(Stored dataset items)
====================

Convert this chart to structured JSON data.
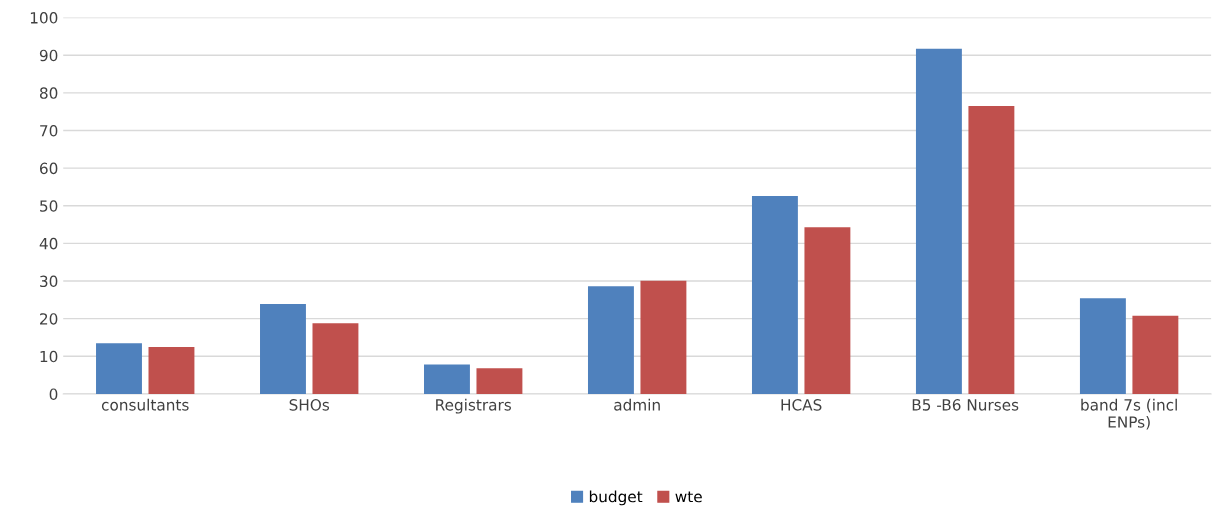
{
  "chart_data": {
    "type": "bar",
    "categories": [
      "consultants",
      "SHOs",
      "Registrars",
      "admin",
      "HCAS",
      "B5 -B6 Nurses",
      "band 7s (incl\nENPs)"
    ],
    "series": [
      {
        "name": "budget",
        "color": "#4f81bd",
        "values": [
          13.5,
          23.9,
          7.8,
          28.6,
          52.6,
          91.7,
          25.4
        ]
      },
      {
        "name": "wte",
        "color": "#c0504d",
        "values": [
          12.5,
          18.8,
          6.8,
          30.1,
          44.3,
          76.5,
          20.8
        ]
      }
    ],
    "ylim": [
      0,
      100
    ],
    "yticks": [
      0,
      10,
      20,
      30,
      40,
      50,
      60,
      70,
      80,
      90,
      100
    ],
    "grid": "y",
    "legend": "bottom"
  }
}
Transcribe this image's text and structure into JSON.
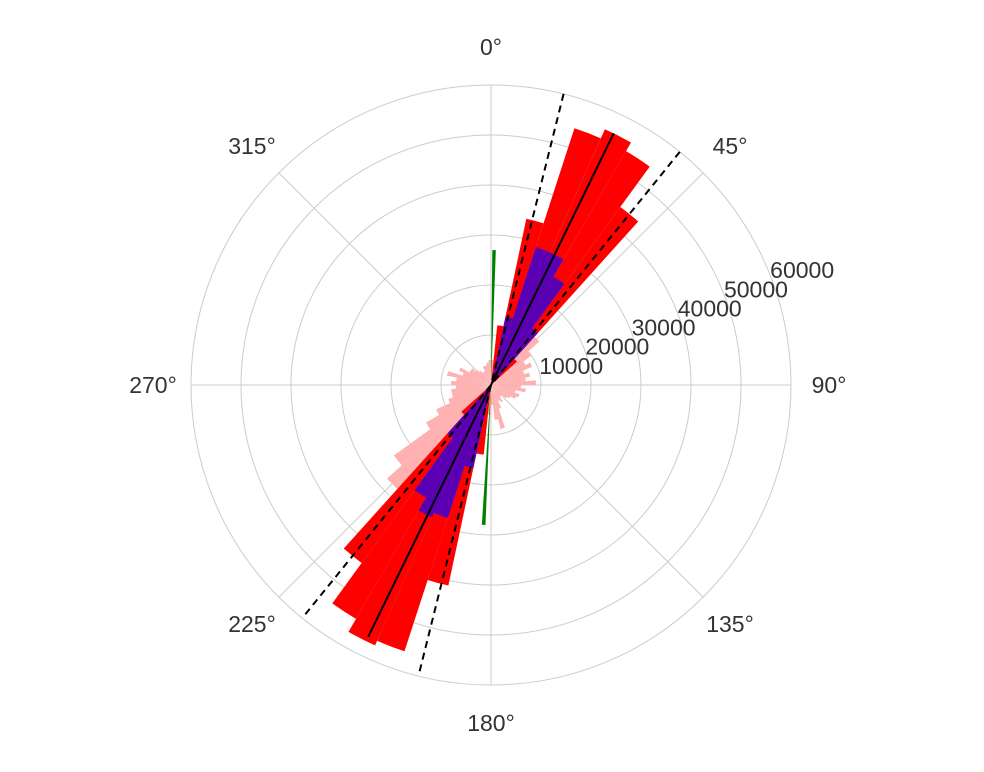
{
  "chart_data": {
    "type": "polar-bar",
    "title": "",
    "theta_direction": "clockwise",
    "theta_zero": "top",
    "r_max": 60000,
    "grid": true,
    "angle_ticks": [
      {
        "deg": 0,
        "label": "0°"
      },
      {
        "deg": 45,
        "label": "45°"
      },
      {
        "deg": 90,
        "label": "90°"
      },
      {
        "deg": 135,
        "label": "135°"
      },
      {
        "deg": 180,
        "label": "180°"
      },
      {
        "deg": 225,
        "label": "225°"
      },
      {
        "deg": 270,
        "label": "270°"
      },
      {
        "deg": 315,
        "label": "315°"
      }
    ],
    "radial_ticks": [
      {
        "value": 10000,
        "label": "10000"
      },
      {
        "value": 20000,
        "label": "20000"
      },
      {
        "value": 30000,
        "label": "30000"
      },
      {
        "value": 40000,
        "label": "40000"
      },
      {
        "value": 50000,
        "label": "50000"
      },
      {
        "value": 60000,
        "label": "60000"
      }
    ],
    "colors": {
      "grid": "#cccccc",
      "pink": "#ffb0b0",
      "red": "#ff0000",
      "purple": "#5a00b4",
      "green": "#008000",
      "line": "#000000"
    },
    "series": [
      {
        "color": "pink",
        "width_deg": 6,
        "bins": [
          {
            "theta": 3,
            "r": 5000
          },
          {
            "theta": 9,
            "r": 12000
          },
          {
            "theta": 15,
            "r": 18000
          },
          {
            "theta": 21,
            "r": 31000
          },
          {
            "theta": 27,
            "r": 26000
          },
          {
            "theta": 33,
            "r": 24000
          },
          {
            "theta": 39,
            "r": 17000
          },
          {
            "theta": 45,
            "r": 13000
          },
          {
            "theta": 51,
            "r": 10000
          },
          {
            "theta": 57,
            "r": 8000
          },
          {
            "theta": 63,
            "r": 9000
          },
          {
            "theta": 69,
            "r": 7000
          },
          {
            "theta": 75,
            "r": 8000
          },
          {
            "theta": 81,
            "r": 7000
          },
          {
            "theta": 87,
            "r": 9000
          },
          {
            "theta": 93,
            "r": 6000
          },
          {
            "theta": 99,
            "r": 7000
          },
          {
            "theta": 105,
            "r": 5000
          },
          {
            "theta": 111,
            "r": 6000
          },
          {
            "theta": 117,
            "r": 5500
          },
          {
            "theta": 123,
            "r": 4500
          },
          {
            "theta": 129,
            "r": 4000
          },
          {
            "theta": 135,
            "r": 3000
          },
          {
            "theta": 141,
            "r": 3000
          },
          {
            "theta": 147,
            "r": 4000
          },
          {
            "theta": 153,
            "r": 3500
          },
          {
            "theta": 159,
            "r": 5000
          },
          {
            "theta": 165,
            "r": 9000
          },
          {
            "theta": 171,
            "r": 7000
          },
          {
            "theta": 177,
            "r": 4000
          },
          {
            "theta": 183,
            "r": 6000
          },
          {
            "theta": 189,
            "r": 14000
          },
          {
            "theta": 195,
            "r": 35000
          },
          {
            "theta": 201,
            "r": 44000
          },
          {
            "theta": 207,
            "r": 47000
          },
          {
            "theta": 213,
            "r": 47000
          },
          {
            "theta": 219,
            "r": 40000
          },
          {
            "theta": 225,
            "r": 28000
          },
          {
            "theta": 231,
            "r": 24000
          },
          {
            "theta": 237,
            "r": 15000
          },
          {
            "theta": 243,
            "r": 12000
          },
          {
            "theta": 249,
            "r": 9000
          },
          {
            "theta": 255,
            "r": 8000
          },
          {
            "theta": 261,
            "r": 8000
          },
          {
            "theta": 267,
            "r": 7000
          },
          {
            "theta": 273,
            "r": 8000
          },
          {
            "theta": 279,
            "r": 7000
          },
          {
            "theta": 285,
            "r": 9000
          },
          {
            "theta": 291,
            "r": 6000
          },
          {
            "theta": 297,
            "r": 7000
          },
          {
            "theta": 303,
            "r": 5000
          },
          {
            "theta": 309,
            "r": 5000
          },
          {
            "theta": 315,
            "r": 4000
          },
          {
            "theta": 321,
            "r": 3500
          },
          {
            "theta": 327,
            "r": 3000
          },
          {
            "theta": 333,
            "r": 3000
          },
          {
            "theta": 339,
            "r": 4000
          },
          {
            "theta": 345,
            "r": 4000
          },
          {
            "theta": 351,
            "r": 4500
          },
          {
            "theta": 357,
            "r": 5000
          }
        ]
      },
      {
        "color": "red",
        "width_deg": 6,
        "bins": [
          {
            "theta": 9,
            "r": 12000
          },
          {
            "theta": 15,
            "r": 34000
          },
          {
            "theta": 21,
            "r": 54000
          },
          {
            "theta": 27,
            "r": 56000
          },
          {
            "theta": 33,
            "r": 54000
          },
          {
            "theta": 39,
            "r": 44000
          },
          {
            "theta": 45,
            "r": 7000
          },
          {
            "theta": 189,
            "r": 14000
          },
          {
            "theta": 195,
            "r": 41000
          },
          {
            "theta": 201,
            "r": 56000
          },
          {
            "theta": 207,
            "r": 57000
          },
          {
            "theta": 213,
            "r": 54000
          },
          {
            "theta": 219,
            "r": 44000
          },
          {
            "theta": 225,
            "r": 8000
          }
        ]
      },
      {
        "color": "purple",
        "width_deg": 6,
        "bins": [
          {
            "theta": 15,
            "r": 14000
          },
          {
            "theta": 21,
            "r": 29000
          },
          {
            "theta": 27,
            "r": 29000
          },
          {
            "theta": 33,
            "r": 25000
          },
          {
            "theta": 39,
            "r": 14000
          },
          {
            "theta": 195,
            "r": 17000
          },
          {
            "theta": 201,
            "r": 28000
          },
          {
            "theta": 207,
            "r": 29000
          },
          {
            "theta": 213,
            "r": 26000
          },
          {
            "theta": 219,
            "r": 13000
          }
        ]
      },
      {
        "color": "green",
        "width_deg": 1.5,
        "bins": [
          {
            "theta": 1.3,
            "r": 27000
          },
          {
            "theta": 183,
            "r": 28000
          }
        ]
      }
    ],
    "lines": [
      {
        "style": "solid",
        "theta": 26,
        "r_max": 56000
      },
      {
        "style": "dashed",
        "theta": 14,
        "r_max": 60000
      },
      {
        "style": "dashed",
        "theta": 39,
        "r_max": 60000
      }
    ]
  }
}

====================

To do
Omit the pictures, and quote the material above exactly as given.

Completed exercise
Convert this chart to structured JSON data.
{
  "chart_data": {
    "type": "bar",
    "categories": [
      "consultants",
      "SHOs",
      "Registrars",
      "admin",
      "HCAS",
      "B5 -B6 Nurses",
      "band 7s (incl\nENPs)"
    ],
    "series": [
      {
        "name": "budget",
        "color": "#4f81bd",
        "values": [
          13.5,
          23.9,
          7.8,
          28.6,
          52.6,
          91.7,
          25.4
        ]
      },
      {
        "name": "wte",
        "color": "#c0504d",
        "values": [
          12.5,
          18.8,
          6.8,
          30.1,
          44.3,
          76.5,
          20.8
        ]
      }
    ],
    "ylim": [
      0,
      100
    ],
    "yticks": [
      0,
      10,
      20,
      30,
      40,
      50,
      60,
      70,
      80,
      90,
      100
    ],
    "grid": "y",
    "legend": "bottom"
  }
}
Transcribe this image's text and structure into JSON.
{
  "chart_data": {
    "type": "polar-bar",
    "title": "",
    "theta_direction": "clockwise",
    "theta_zero": "top",
    "r_max": 60000,
    "grid": true,
    "angle_ticks": [
      {
        "deg": 0,
        "label": "0°"
      },
      {
        "deg": 45,
        "label": "45°"
      },
      {
        "deg": 90,
        "label": "90°"
      },
      {
        "deg": 135,
        "label": "135°"
      },
      {
        "deg": 180,
        "label": "180°"
      },
      {
        "deg": 225,
        "label": "225°"
      },
      {
        "deg": 270,
        "label": "270°"
      },
      {
        "deg": 315,
        "label": "315°"
      }
    ],
    "radial_ticks": [
      {
        "value": 10000,
        "label": "10000"
      },
      {
        "value": 20000,
        "label": "20000"
      },
      {
        "value": 30000,
        "label": "30000"
      },
      {
        "value": 40000,
        "label": "40000"
      },
      {
        "value": 50000,
        "label": "50000"
      },
      {
        "value": 60000,
        "label": "60000"
      }
    ],
    "colors": {
      "grid": "#cccccc",
      "pink": "#ffb0b0",
      "red": "#ff0000",
      "purple": "#5a00b4",
      "green": "#008000",
      "line": "#000000"
    },
    "series": [
      {
        "color": "pink",
        "width_deg": 6,
        "bins": [
          {
            "theta": 3,
            "r": 5000
          },
          {
            "theta": 9,
            "r": 12000
          },
          {
            "theta": 15,
            "r": 18000
          },
          {
            "theta": 21,
            "r": 31000
          },
          {
            "theta": 27,
            "r": 26000
          },
          {
            "theta": 33,
            "r": 24000
          },
          {
            "theta": 39,
            "r": 17000
          },
          {
            "theta": 45,
            "r": 13000
          },
          {
            "theta": 51,
            "r": 10000
          },
          {
            "theta": 57,
            "r": 8000
          },
          {
            "theta": 63,
            "r": 9000
          },
          {
            "theta": 69,
            "r": 7000
          },
          {
            "theta": 75,
            "r": 8000
          },
          {
            "theta": 81,
            "r": 7000
          },
          {
            "theta": 87,
            "r": 9000
          },
          {
            "theta": 93,
            "r": 6000
          },
          {
            "theta": 99,
            "r": 7000
          },
          {
            "theta": 105,
            "r": 5000
          },
          {
            "theta": 111,
            "r": 6000
          },
          {
            "theta": 117,
            "r": 5500
          },
          {
            "theta": 123,
            "r": 4500
          },
          {
            "theta": 129,
            "r": 4000
          },
          {
            "theta": 135,
            "r": 3000
          },
          {
            "theta": 141,
            "r": 3000
          },
          {
            "theta": 147,
            "r": 4000
          },
          {
            "theta": 153,
            "r": 3500
          },
          {
            "theta": 159,
            "r": 5000
          },
          {
            "theta": 165,
            "r": 9000
          },
          {
            "theta": 171,
            "r": 7000
          },
          {
            "theta": 177,
            "r": 4000
          },
          {
            "theta": 183,
            "r": 6000
          },
          {
            "theta": 189,
            "r": 14000
          },
          {
            "theta": 195,
            "r": 35000
          },
          {
            "theta": 201,
            "r": 44000
          },
          {
            "theta": 207,
            "r": 47000
          },
          {
            "theta": 213,
            "r": 47000
          },
          {
            "theta": 219,
            "r": 40000
          },
          {
            "theta": 225,
            "r": 28000
          },
          {
            "theta": 231,
            "r": 24000
          },
          {
            "theta": 237,
            "r": 15000
          },
          {
            "theta": 243,
            "r": 12000
          },
          {
            "theta": 249,
            "r": 9000
          },
          {
            "theta": 255,
            "r": 8000
          },
          {
            "theta": 261,
            "r": 8000
          },
          {
            "theta": 267,
            "r": 7000
          },
          {
            "theta": 273,
            "r": 8000
          },
          {
            "theta": 279,
            "r": 7000
          },
          {
            "theta": 285,
            "r": 9000
          },
          {
            "theta": 291,
            "r": 6000
          },
          {
            "theta": 297,
            "r": 7000
          },
          {
            "theta": 303,
            "r": 5000
          },
          {
            "theta": 309,
            "r": 5000
          },
          {
            "theta": 315,
            "r": 4000
          },
          {
            "theta": 321,
            "r": 3500
          },
          {
            "theta": 327,
            "r": 3000
          },
          {
            "theta": 333,
            "r": 3000
          },
          {
            "theta": 339,
            "r": 4000
          },
          {
            "theta": 345,
            "r": 4000
          },
          {
            "theta": 351,
            "r": 4500
          },
          {
            "theta": 357,
            "r": 5000
          }
        ]
      },
      {
        "color": "red",
        "width_deg": 6,
        "bins": [
          {
            "theta": 9,
            "r": 12000
          },
          {
            "theta": 15,
            "r": 34000
          },
          {
            "theta": 21,
            "r": 54000
          },
          {
            "theta": 27,
            "r": 56000
          },
          {
            "theta": 33,
            "r": 54000
          },
          {
            "theta": 39,
            "r": 44000
          },
          {
            "theta": 45,
            "r": 7000
          },
          {
            "theta": 189,
            "r": 14000
          },
          {
            "theta": 195,
            "r": 41000
          },
          {
            "theta": 201,
            "r": 56000
          },
          {
            "theta": 207,
            "r": 57000
          },
          {
            "theta": 213,
            "r": 54000
          },
          {
            "theta": 219,
            "r": 44000
          },
          {
            "theta": 225,
            "r": 8000
          }
        ]
      },
      {
        "color": "purple",
        "width_deg": 6,
        "bins": [
          {
            "theta": 15,
            "r": 14000
          },
          {
            "theta": 21,
            "r": 29000
          },
          {
            "theta": 27,
            "r": 29000
          },
          {
            "theta": 33,
            "r": 25000
          },
          {
            "theta": 39,
            "r": 14000
          },
          {
            "theta": 195,
            "r": 17000
          },
          {
            "theta": 201,
            "r": 28000
          },
          {
            "theta": 207,
            "r": 29000
          },
          {
            "theta": 213,
            "r": 26000
          },
          {
            "theta": 219,
            "r": 13000
          }
        ]
      },
      {
        "color": "green",
        "width_deg": 1.5,
        "bins": [
          {
            "theta": 1.3,
            "r": 27000
          },
          {
            "theta": 183,
            "r": 28000
          }
        ]
      }
    ],
    "lines": [
      {
        "style": "solid",
        "theta": 26,
        "r_max": 56000
      },
      {
        "style": "dashed",
        "theta": 14,
        "r_max": 60000
      },
      {
        "style": "dashed",
        "theta": 39,
        "r_max": 60000
      }
    ]
  }
}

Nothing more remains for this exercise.